** BEGIN **

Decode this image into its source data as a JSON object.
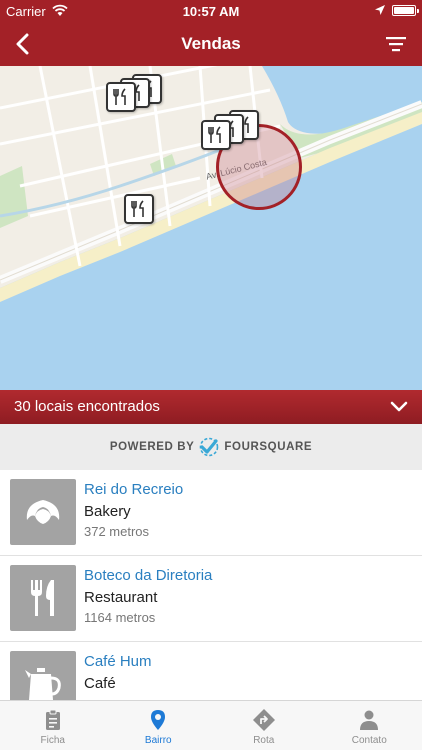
{
  "status_bar": {
    "carrier": "Carrier",
    "time": "10:57 AM"
  },
  "nav": {
    "title": "Vendas",
    "back_icon": "chevron-left-icon",
    "filter_icon": "filter-lines-icon"
  },
  "map": {
    "street_label": "Av. Lúcio Costa",
    "pin_icon": "fork-knife-icon"
  },
  "results": {
    "count_text": "30 locais encontrados",
    "toggle_icon": "chevron-down-icon"
  },
  "powered_by": {
    "prefix": "POWERED BY",
    "brand": "FOURSQUARE"
  },
  "venues": [
    {
      "name": "Rei do Recreio",
      "category": "Bakery",
      "distance": "372 metros",
      "icon": "croissant-icon"
    },
    {
      "name": "Boteco da Diretoria",
      "category": "Restaurant",
      "distance": "1164 metros",
      "icon": "fork-knife-icon"
    },
    {
      "name": "Café Hum",
      "category": "Café",
      "distance": "",
      "icon": "coffee-pot-icon"
    }
  ],
  "tabs": [
    {
      "label": "Ficha",
      "icon": "clipboard-icon",
      "active": false
    },
    {
      "label": "Bairro",
      "icon": "location-pin-icon",
      "active": true
    },
    {
      "label": "Rota",
      "icon": "route-sign-icon",
      "active": false
    },
    {
      "label": "Contato",
      "icon": "person-icon",
      "active": false
    }
  ],
  "colors": {
    "brand_red": "#a32127",
    "link_blue": "#2a7fc0",
    "tab_active": "#1e7ad6",
    "water": "#a9d2ef"
  }
}
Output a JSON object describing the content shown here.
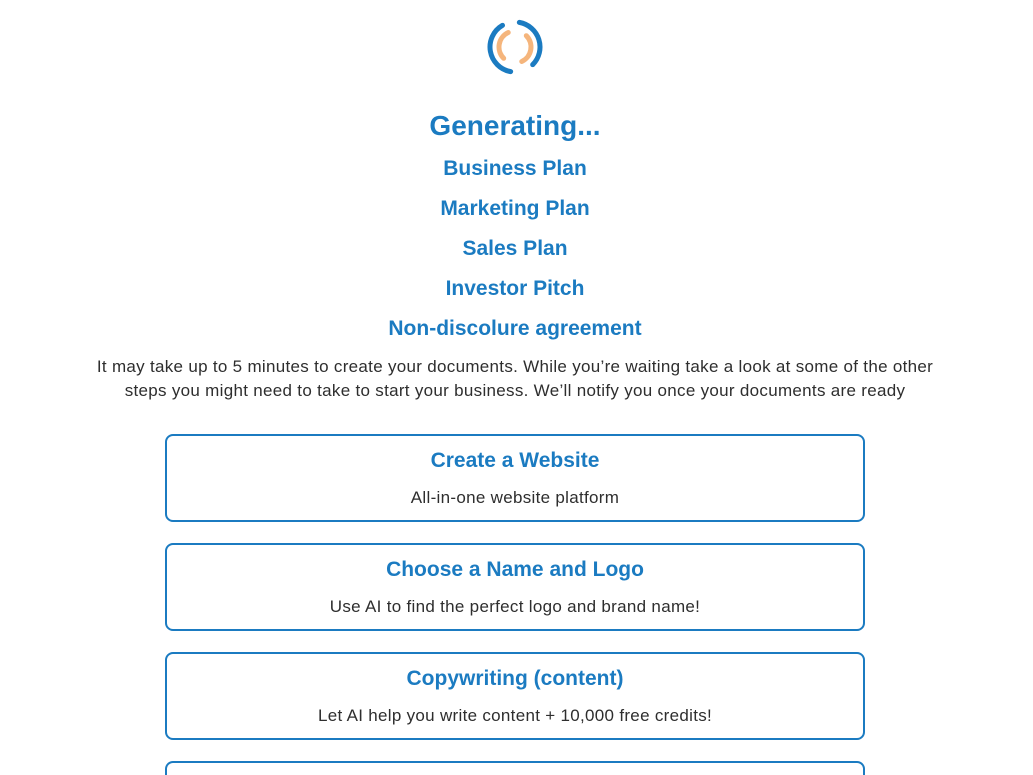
{
  "colors": {
    "accent": "#1b7bc1",
    "text": "#2e2e2e",
    "spinner_outer": "#1b7bc1",
    "spinner_inner": "#f5b57c",
    "background": "#ffffff"
  },
  "spinner": {
    "icon": "loading-spinner-icon"
  },
  "status": {
    "title": "Generating..."
  },
  "documents": [
    {
      "label": "Business Plan"
    },
    {
      "label": "Marketing Plan"
    },
    {
      "label": "Sales Plan"
    },
    {
      "label": "Investor Pitch"
    },
    {
      "label": "Non-discolure agreement"
    }
  ],
  "message": "It may take up to 5 minutes to create your documents. While you’re waiting take a look at some of the other steps you might need to take to start your business. We’ll notify you once your documents are ready",
  "cards": [
    {
      "title": "Create a Website",
      "description": "All-in-one website platform"
    },
    {
      "title": "Choose a Name and Logo",
      "description": "Use AI to find the perfect logo and brand name!"
    },
    {
      "title": "Copywriting (content)",
      "description": "Let AI help you write content + 10,000 free credits!"
    }
  ]
}
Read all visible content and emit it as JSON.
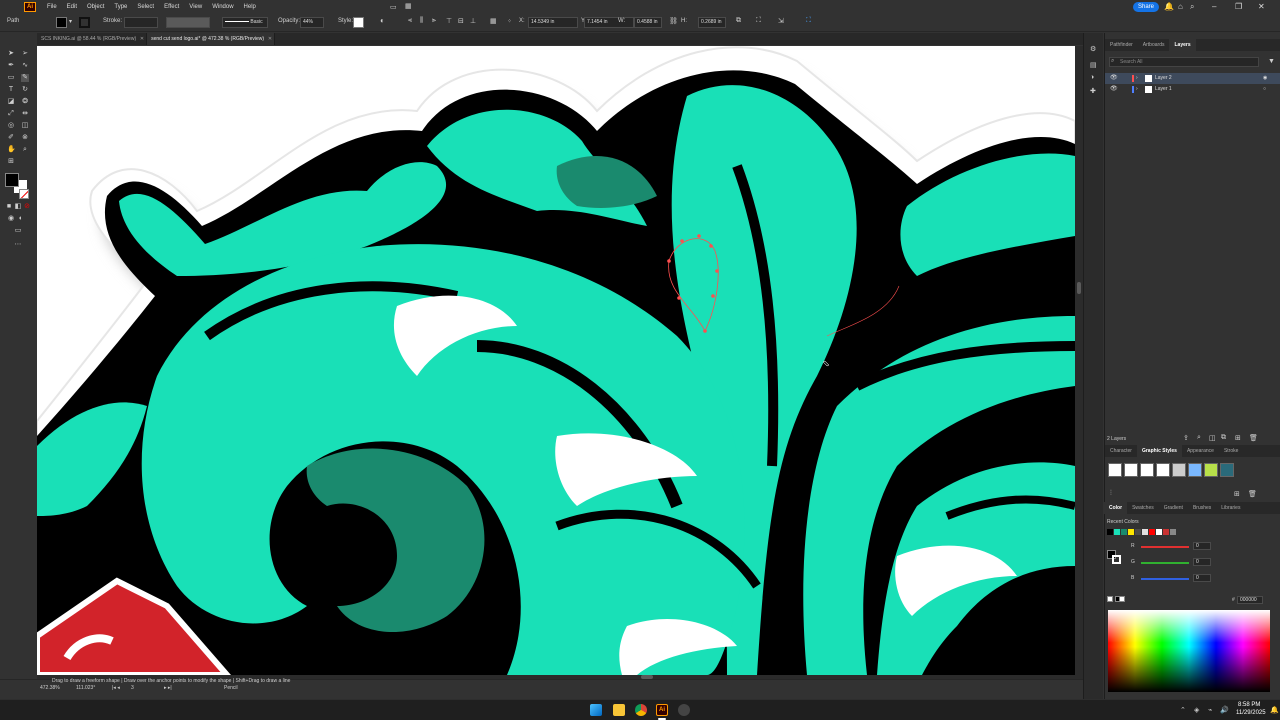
{
  "menu": {
    "items": [
      "File",
      "Edit",
      "Object",
      "Type",
      "Select",
      "Effect",
      "View",
      "Window",
      "Help"
    ],
    "share_label": "Share"
  },
  "control": {
    "object_type": "Path",
    "stroke_label": "Stroke:",
    "brush_label": "Basic",
    "opacity_label": "Opacity:",
    "opacity_value": "44%",
    "style_label": "Style:",
    "x_label": "X:",
    "x_value": "14.5349 in",
    "y_label": "Y:",
    "y_value": "7.1454 in",
    "w_label": "W:",
    "w_value": "0.4588 in",
    "h_label": "H:",
    "h_value": "0.2689 in"
  },
  "tabs": [
    {
      "label": "SCS INKING.ai @ 58.44 % (RGB/Preview)",
      "active": false
    },
    {
      "label": "send cut send logo.ai* @ 472.38 % (RGB/Preview)",
      "active": true
    }
  ],
  "status": {
    "zoom": "472.38%",
    "rotation": "111.023°",
    "artboard": "3",
    "tool": "Pencil",
    "hint": "Drag to draw a freeform shape  |  Draw over the anchor points to modify the shape  |  Shift+Drag to draw a line"
  },
  "layers_panel": {
    "tabs": [
      "Pathfinder",
      "Artboards",
      "Layers"
    ],
    "active_tab": "Layers",
    "search_placeholder": "Search All",
    "layers": [
      {
        "name": "Layer 2",
        "color": "#ff4f4f",
        "selected": true
      },
      {
        "name": "Layer 1",
        "color": "#4f7fff",
        "selected": false
      }
    ],
    "count_label": "2 Layers"
  },
  "styles_panel": {
    "tabs": [
      "Character",
      "Graphic Styles",
      "Appearance",
      "Stroke"
    ],
    "active_tab": "Graphic Styles"
  },
  "color_panel": {
    "tabs": [
      "Color",
      "Swatches",
      "Gradient",
      "Brushes",
      "Libraries"
    ],
    "active_tab": "Color",
    "recent_label": "Recent Colors",
    "recent_colors": [
      "#000000",
      "#19e0b7",
      "#1a8a6e",
      "#ffe600",
      "#4a4a4a",
      "#e0e0e0",
      "#ff0000",
      "#ffffff",
      "#c83232",
      "#888888"
    ],
    "channels": [
      {
        "label": "R",
        "value": "0",
        "color": "#e03030"
      },
      {
        "label": "G",
        "value": "0",
        "color": "#30b030"
      },
      {
        "label": "B",
        "value": "0",
        "color": "#3060e0"
      }
    ],
    "hex_value": "000000"
  },
  "taskbar": {
    "time": "8:58 PM",
    "date": "11/29/2025"
  }
}
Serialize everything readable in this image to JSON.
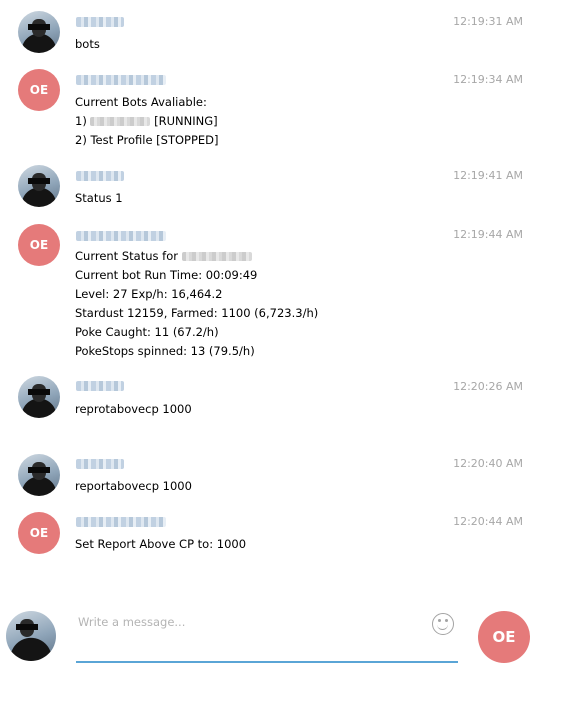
{
  "messages": [
    {
      "sender_type": "user",
      "time": "12:19:31 AM",
      "lines": [
        "bots"
      ]
    },
    {
      "sender_type": "bot",
      "avatar_initials": "OE",
      "time": "12:19:34 AM",
      "lines": [
        "Current Bots Avaliable:",
        "1) ",
        "[RUNNING]",
        "2) Test Profile [STOPPED]"
      ]
    },
    {
      "sender_type": "user",
      "time": "12:19:41 AM",
      "lines": [
        "Status 1"
      ]
    },
    {
      "sender_type": "bot",
      "avatar_initials": "OE",
      "time": "12:19:44 AM",
      "lines": [
        "Current Status for ",
        "Current bot Run Time: 00:09:49",
        "Level: 27 Exp/h: 16,464.2",
        "Stardust 12159, Farmed: 1100 (6,723.3/h)",
        "Poke Caught: 11 (67.2/h)",
        "PokeStops spinned: 13 (79.5/h)"
      ]
    },
    {
      "sender_type": "user",
      "time": "12:20:26 AM",
      "lines": [
        "reprotabovecp 1000"
      ]
    },
    {
      "sender_type": "user",
      "time": "12:20:40 AM",
      "lines": [
        "reportabovecp 1000"
      ]
    },
    {
      "sender_type": "bot",
      "avatar_initials": "OE",
      "time": "12:20:44 AM",
      "lines": [
        "Set Report Above CP to: 1000"
      ]
    }
  ],
  "composer": {
    "placeholder": "Write a message...",
    "emoji_icon": "smiley-icon",
    "send_avatar_initials": "OE"
  },
  "colors": {
    "bot_avatar": "#e57a7a",
    "input_underline": "#5aa5d6",
    "timestamp": "#a7a7a7"
  }
}
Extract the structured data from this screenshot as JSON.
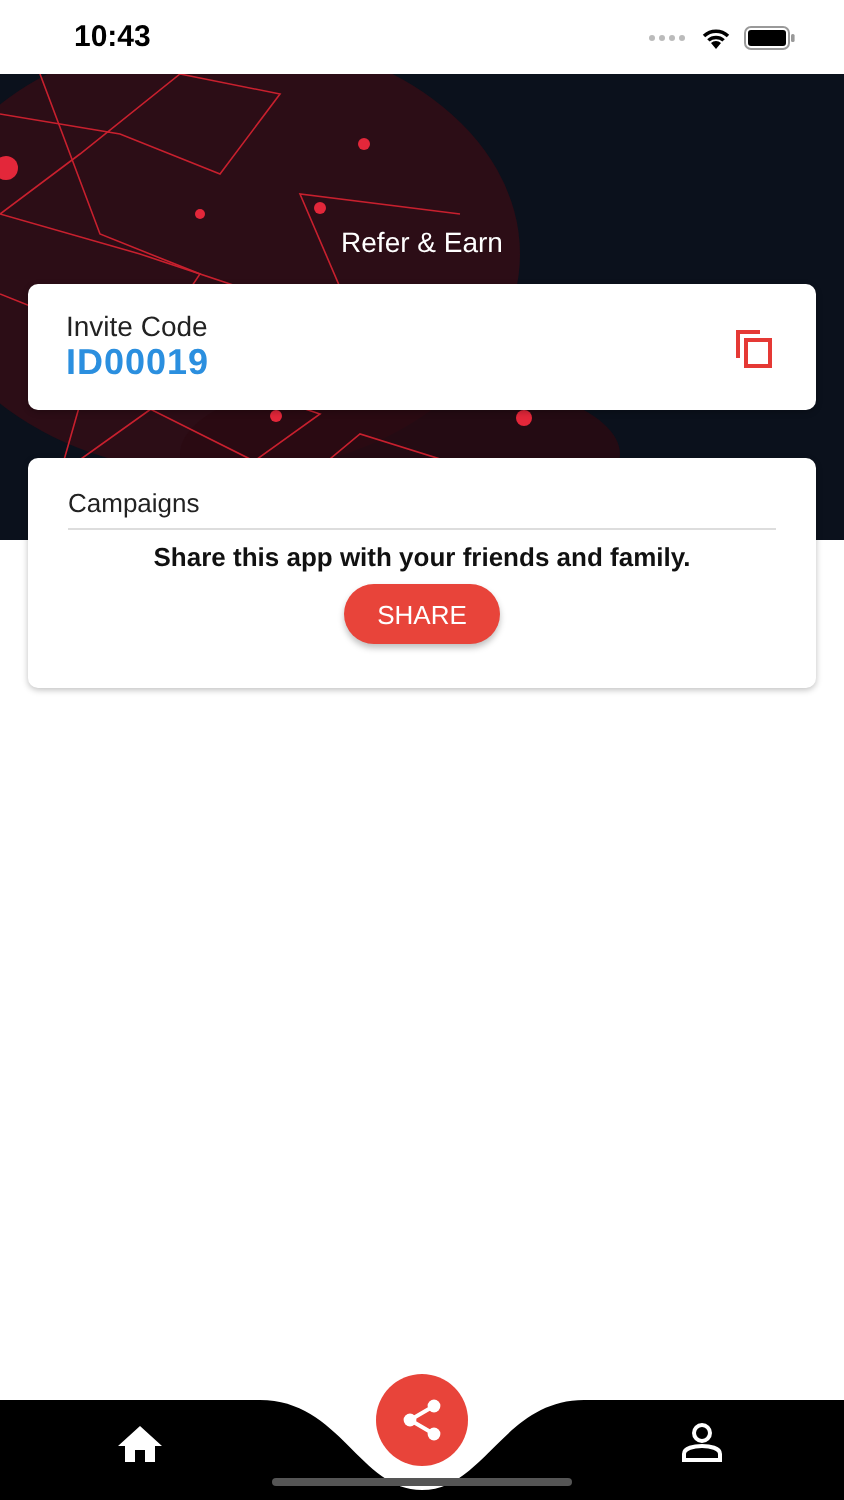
{
  "status_bar": {
    "time": "10:43"
  },
  "header": {
    "title": "Refer & Earn"
  },
  "invite": {
    "label": "Invite Code",
    "code": "ID00019"
  },
  "campaigns": {
    "title": "Campaigns",
    "message": "Share this app with your friends and family.",
    "button": "SHARE"
  }
}
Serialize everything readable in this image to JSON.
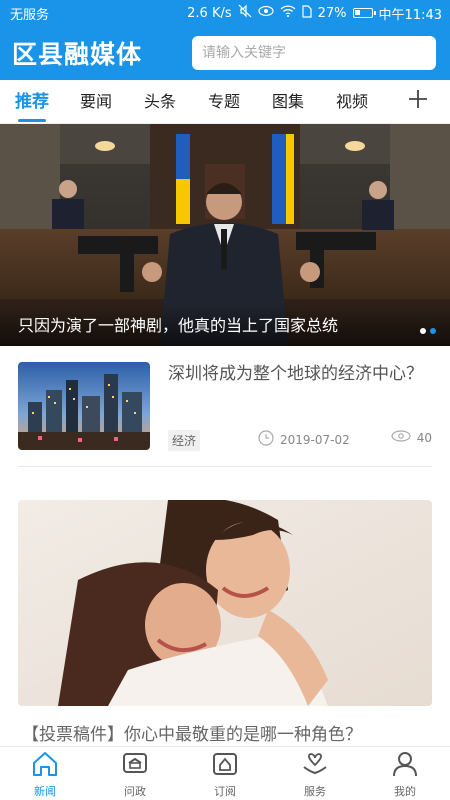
{
  "status_bar": {
    "carrier": "无服务",
    "speed": "2.6 K/s",
    "battery": "27%",
    "time": "中午11:43"
  },
  "header": {
    "title": "区县融媒体",
    "search_placeholder": "请输入关键字"
  },
  "tabs": [
    {
      "label": "推荐",
      "active": true
    },
    {
      "label": "要闻"
    },
    {
      "label": "头条"
    },
    {
      "label": "专题"
    },
    {
      "label": "图集"
    },
    {
      "label": "视频"
    }
  ],
  "tab_add_icon": "plus-icon",
  "hero": {
    "title": "只因为演了一部神剧，他真的当上了国家总统",
    "slide_index": 2,
    "slide_count": 2
  },
  "news": [
    {
      "title": "深圳将成为整个地球的经济中心？",
      "tag": "经济",
      "date": "2019-07-02",
      "views": "40"
    },
    {
      "title": "【投票稿件】你心中最敬重的是哪一种角色？"
    }
  ],
  "bottom_nav": [
    {
      "label": "新闻",
      "icon": "home-icon",
      "active": true
    },
    {
      "label": "问政",
      "icon": "chat-icon"
    },
    {
      "label": "订阅",
      "icon": "subscribe-icon"
    },
    {
      "label": "服务",
      "icon": "service-icon"
    },
    {
      "label": "我的",
      "icon": "user-icon"
    }
  ],
  "colors": {
    "brand": "#1a94e8",
    "text": "#555555"
  }
}
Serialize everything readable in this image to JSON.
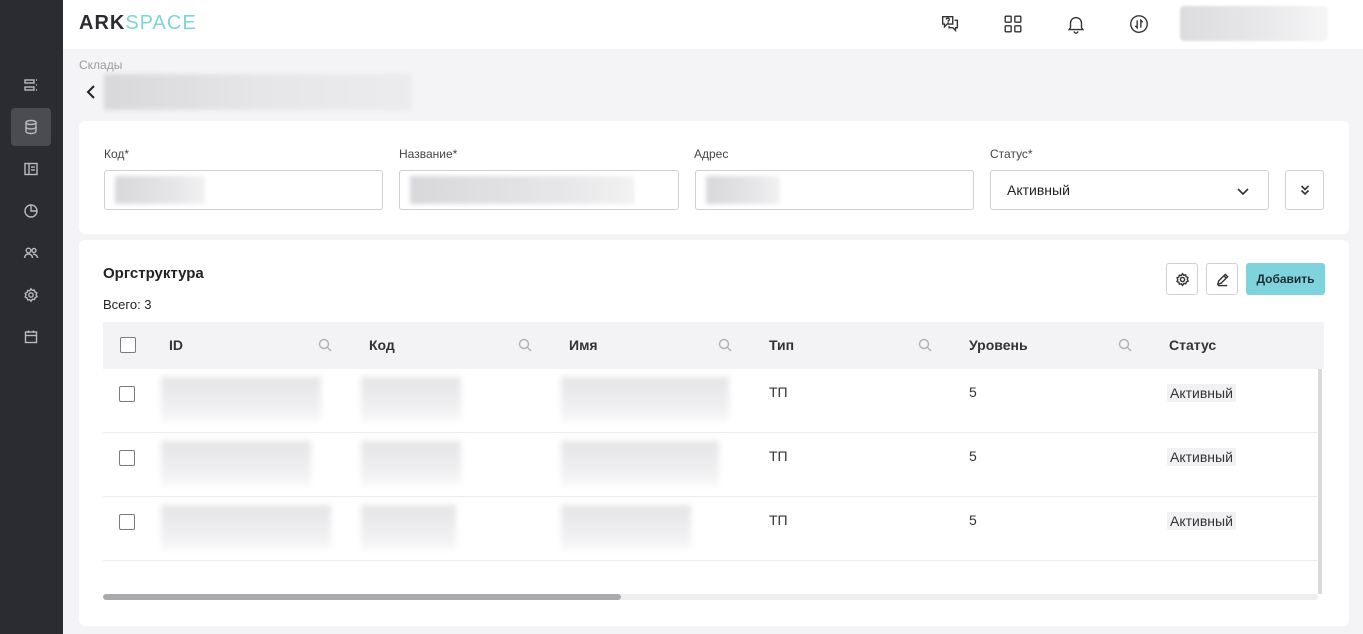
{
  "app": {
    "logo_ark": "ARK",
    "logo_space": "SPACE"
  },
  "breadcrumb": "Склады",
  "form": {
    "code_label": "Код*",
    "name_label": "Название*",
    "address_label": "Адрес",
    "status_label": "Статус*",
    "status_value": "Активный"
  },
  "table": {
    "title": "Оргструктура",
    "total": "Всего: 3",
    "add_label": "Добавить",
    "columns": [
      "ID",
      "Код",
      "Имя",
      "Тип",
      "Уровень",
      "Статус"
    ],
    "rows": [
      {
        "type": "ТП",
        "level": "5",
        "status": "Активный"
      },
      {
        "type": "ТП",
        "level": "5",
        "status": "Активный"
      },
      {
        "type": "ТП",
        "level": "5",
        "status": "Активный"
      }
    ]
  },
  "icons": {
    "sidebar": [
      "list-icon",
      "database-icon",
      "layout-icon",
      "chart-icon",
      "users-icon",
      "gear-icon",
      "calendar-icon"
    ],
    "topbar": [
      "chat-icon",
      "apps-grid-icon",
      "bell-icon",
      "sync-icon"
    ]
  },
  "colors": {
    "accent": "#7fd3dc",
    "sidebar": "#2b2c31"
  },
  "scroll": {
    "horizontal_position": 0.43
  }
}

** END **

#### [YOUR GOAL]
Give back only a number, the number of lines where the string "JSON" occurs.

#### [TASK RESPONSE]
7